What to produce
Each line from the one containing "Read all visible content and emit it as JSON." through the end of the listing below must be copied exactly; pictures are excluded.

(Saved entries)
((

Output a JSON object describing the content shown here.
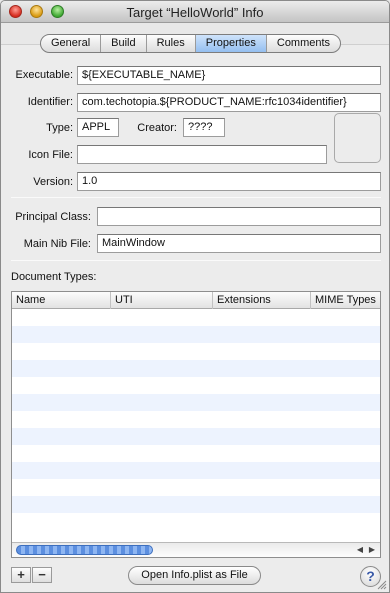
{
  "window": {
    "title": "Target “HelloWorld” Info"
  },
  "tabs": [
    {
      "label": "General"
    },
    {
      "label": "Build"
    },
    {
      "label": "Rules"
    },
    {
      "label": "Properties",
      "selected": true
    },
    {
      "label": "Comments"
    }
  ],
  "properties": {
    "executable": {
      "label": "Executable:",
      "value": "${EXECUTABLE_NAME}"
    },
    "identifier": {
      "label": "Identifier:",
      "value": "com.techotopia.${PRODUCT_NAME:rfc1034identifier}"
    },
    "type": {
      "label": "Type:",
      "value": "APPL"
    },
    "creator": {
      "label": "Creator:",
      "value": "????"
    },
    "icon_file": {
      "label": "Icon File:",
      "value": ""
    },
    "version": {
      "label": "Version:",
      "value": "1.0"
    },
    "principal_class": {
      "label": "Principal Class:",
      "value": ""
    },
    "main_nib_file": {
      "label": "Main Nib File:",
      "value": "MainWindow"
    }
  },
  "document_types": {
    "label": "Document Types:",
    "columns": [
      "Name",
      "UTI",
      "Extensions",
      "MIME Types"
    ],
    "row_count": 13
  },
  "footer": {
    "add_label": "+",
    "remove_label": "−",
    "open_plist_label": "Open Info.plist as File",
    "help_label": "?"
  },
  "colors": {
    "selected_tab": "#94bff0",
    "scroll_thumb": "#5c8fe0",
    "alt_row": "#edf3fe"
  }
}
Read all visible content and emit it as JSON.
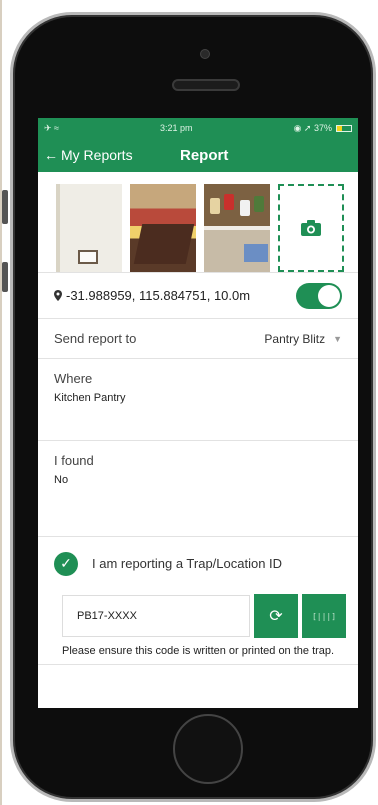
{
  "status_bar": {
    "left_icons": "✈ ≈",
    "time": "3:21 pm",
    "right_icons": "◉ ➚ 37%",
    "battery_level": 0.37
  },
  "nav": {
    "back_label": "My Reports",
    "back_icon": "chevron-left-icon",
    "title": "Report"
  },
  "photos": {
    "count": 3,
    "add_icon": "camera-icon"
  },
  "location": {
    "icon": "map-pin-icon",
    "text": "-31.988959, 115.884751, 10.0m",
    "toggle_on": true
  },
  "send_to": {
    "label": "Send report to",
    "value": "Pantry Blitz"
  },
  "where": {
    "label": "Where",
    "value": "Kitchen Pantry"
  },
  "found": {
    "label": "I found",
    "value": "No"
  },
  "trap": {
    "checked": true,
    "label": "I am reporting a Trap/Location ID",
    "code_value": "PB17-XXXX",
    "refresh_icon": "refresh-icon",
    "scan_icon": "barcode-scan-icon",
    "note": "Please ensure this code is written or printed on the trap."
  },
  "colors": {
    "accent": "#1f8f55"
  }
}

))

The result
Read all visible content and emit it as JSON.
{
  "status_bar": {
    "left_icons": "✈ ≈",
    "time": "3:21 pm",
    "right_icons": "◉ ➚ 37%",
    "battery_level": 0.37
  },
  "nav": {
    "back_label": "My Reports",
    "back_icon": "chevron-left-icon",
    "title": "Report"
  },
  "photos": {
    "count": 3,
    "add_icon": "camera-icon"
  },
  "location": {
    "icon": "map-pin-icon",
    "text": "-31.988959, 115.884751, 10.0m",
    "toggle_on": true
  },
  "send_to": {
    "label": "Send report to",
    "value": "Pantry Blitz"
  },
  "where": {
    "label": "Where",
    "value": "Kitchen Pantry"
  },
  "found": {
    "label": "I found",
    "value": "No"
  },
  "trap": {
    "checked": true,
    "label": "I am reporting a Trap/Location ID",
    "code_value": "PB17-XXXX",
    "refresh_icon": "refresh-icon",
    "scan_icon": "barcode-scan-icon",
    "note": "Please ensure this code is written or printed on the trap."
  },
  "colors": {
    "accent": "#1f8f55"
  }
}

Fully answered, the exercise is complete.